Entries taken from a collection
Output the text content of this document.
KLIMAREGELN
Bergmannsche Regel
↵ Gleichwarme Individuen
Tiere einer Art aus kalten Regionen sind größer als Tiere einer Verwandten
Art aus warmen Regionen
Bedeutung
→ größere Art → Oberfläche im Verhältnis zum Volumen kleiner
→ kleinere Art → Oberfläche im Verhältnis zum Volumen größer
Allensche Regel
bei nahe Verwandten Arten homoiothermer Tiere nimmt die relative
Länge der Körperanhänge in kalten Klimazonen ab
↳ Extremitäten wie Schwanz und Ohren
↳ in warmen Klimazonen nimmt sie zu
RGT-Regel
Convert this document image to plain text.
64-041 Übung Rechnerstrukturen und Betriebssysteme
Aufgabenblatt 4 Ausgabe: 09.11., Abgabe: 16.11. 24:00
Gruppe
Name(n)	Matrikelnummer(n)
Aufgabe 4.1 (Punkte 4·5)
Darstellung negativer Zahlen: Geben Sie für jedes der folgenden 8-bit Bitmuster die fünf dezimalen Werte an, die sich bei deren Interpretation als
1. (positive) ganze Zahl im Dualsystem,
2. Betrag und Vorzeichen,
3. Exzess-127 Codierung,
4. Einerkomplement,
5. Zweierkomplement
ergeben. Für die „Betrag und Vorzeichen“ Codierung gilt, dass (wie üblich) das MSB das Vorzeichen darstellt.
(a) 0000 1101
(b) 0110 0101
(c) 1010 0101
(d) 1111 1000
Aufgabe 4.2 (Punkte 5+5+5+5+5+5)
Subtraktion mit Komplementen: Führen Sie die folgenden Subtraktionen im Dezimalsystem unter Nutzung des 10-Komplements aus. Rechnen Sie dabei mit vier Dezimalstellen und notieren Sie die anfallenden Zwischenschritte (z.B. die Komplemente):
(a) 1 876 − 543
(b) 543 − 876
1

• **Aim**
Each line from the one containing "Convert this document image to plain text." to the final line of the entries above must be returned exactly, and no other line may appear.

• **The answer**
Convert this document image to plain text.
64-041 Übung Rechnerstrukturen und Betriebssysteme
Aufgabenblatt 4 Ausgabe: 09.11., Abgabe: 16.11. 24:00
Gruppe
Name(n)	Matrikelnummer(n)
Aufgabe 4.1 (Punkte 4·5)
Darstellung negativer Zahlen: Geben Sie für jedes der folgenden 8-bit Bitmuster die fünf dezimalen Werte an, die sich bei deren Interpretation als
1. (positive) ganze Zahl im Dualsystem,
2. Betrag und Vorzeichen,
3. Exzess-127 Codierung,
4. Einerkomplement,
5. Zweierkomplement
ergeben. Für die „Betrag und Vorzeichen“ Codierung gilt, dass (wie üblich) das MSB das Vorzeichen darstellt.
(a) 0000 1101
(b) 0110 0101
(c) 1010 0101
(d) 1111 1000
Aufgabe 4.2 (Punkte 5+5+5+5+5+5)
Subtraktion mit Komplementen: Führen Sie die folgenden Subtraktionen im Dezimalsystem unter Nutzung des 10-Komplements aus. Rechnen Sie dabei mit vier Dezimalstellen und notieren Sie die anfallenden Zwischenschritte (z.B. die Komplemente):
(a) 1 876 − 543
(b) 543 − 876
1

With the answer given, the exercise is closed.